Stored data ->

•••••

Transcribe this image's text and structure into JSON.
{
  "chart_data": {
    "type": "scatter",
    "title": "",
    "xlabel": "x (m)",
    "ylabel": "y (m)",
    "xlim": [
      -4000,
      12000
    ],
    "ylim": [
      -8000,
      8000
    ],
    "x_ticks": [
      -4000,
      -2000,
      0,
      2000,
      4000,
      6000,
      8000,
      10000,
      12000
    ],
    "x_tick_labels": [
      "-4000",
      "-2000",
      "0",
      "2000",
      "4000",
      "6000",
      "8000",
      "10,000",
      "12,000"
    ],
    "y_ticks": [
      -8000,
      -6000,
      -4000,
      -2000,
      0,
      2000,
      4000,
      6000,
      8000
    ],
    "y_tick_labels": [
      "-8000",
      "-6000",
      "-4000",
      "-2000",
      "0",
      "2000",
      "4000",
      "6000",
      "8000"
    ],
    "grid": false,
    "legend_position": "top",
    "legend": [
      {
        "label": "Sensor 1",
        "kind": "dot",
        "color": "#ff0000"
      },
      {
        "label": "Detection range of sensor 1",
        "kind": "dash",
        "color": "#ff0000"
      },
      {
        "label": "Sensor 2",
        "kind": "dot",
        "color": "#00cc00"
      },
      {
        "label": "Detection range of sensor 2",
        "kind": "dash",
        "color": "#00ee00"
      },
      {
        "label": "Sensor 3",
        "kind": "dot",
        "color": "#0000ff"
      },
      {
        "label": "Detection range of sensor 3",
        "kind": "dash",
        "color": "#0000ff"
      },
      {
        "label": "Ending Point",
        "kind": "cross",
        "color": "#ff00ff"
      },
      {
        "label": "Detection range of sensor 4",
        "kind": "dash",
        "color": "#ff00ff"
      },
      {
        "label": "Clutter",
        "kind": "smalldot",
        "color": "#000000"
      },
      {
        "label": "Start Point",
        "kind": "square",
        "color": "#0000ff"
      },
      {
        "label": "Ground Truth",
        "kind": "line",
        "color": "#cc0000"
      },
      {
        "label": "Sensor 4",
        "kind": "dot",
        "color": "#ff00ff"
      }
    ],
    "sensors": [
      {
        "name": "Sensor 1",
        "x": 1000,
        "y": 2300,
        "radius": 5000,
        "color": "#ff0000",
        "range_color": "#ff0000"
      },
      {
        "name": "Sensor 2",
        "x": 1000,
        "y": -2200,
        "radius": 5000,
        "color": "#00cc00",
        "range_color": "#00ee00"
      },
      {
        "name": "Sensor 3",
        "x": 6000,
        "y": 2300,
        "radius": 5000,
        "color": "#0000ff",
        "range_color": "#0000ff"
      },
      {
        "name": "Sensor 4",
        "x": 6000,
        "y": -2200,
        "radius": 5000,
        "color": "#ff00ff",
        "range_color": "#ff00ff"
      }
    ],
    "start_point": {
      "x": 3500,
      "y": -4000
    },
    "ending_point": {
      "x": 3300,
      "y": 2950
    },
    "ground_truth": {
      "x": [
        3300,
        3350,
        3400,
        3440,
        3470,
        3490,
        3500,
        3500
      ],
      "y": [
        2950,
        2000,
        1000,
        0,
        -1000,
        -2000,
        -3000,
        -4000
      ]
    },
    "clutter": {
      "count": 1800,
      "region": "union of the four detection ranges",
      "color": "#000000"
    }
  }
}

•••••

Work to complete ->
Give the count of lines containing "name", with no added text.

Task result ->
4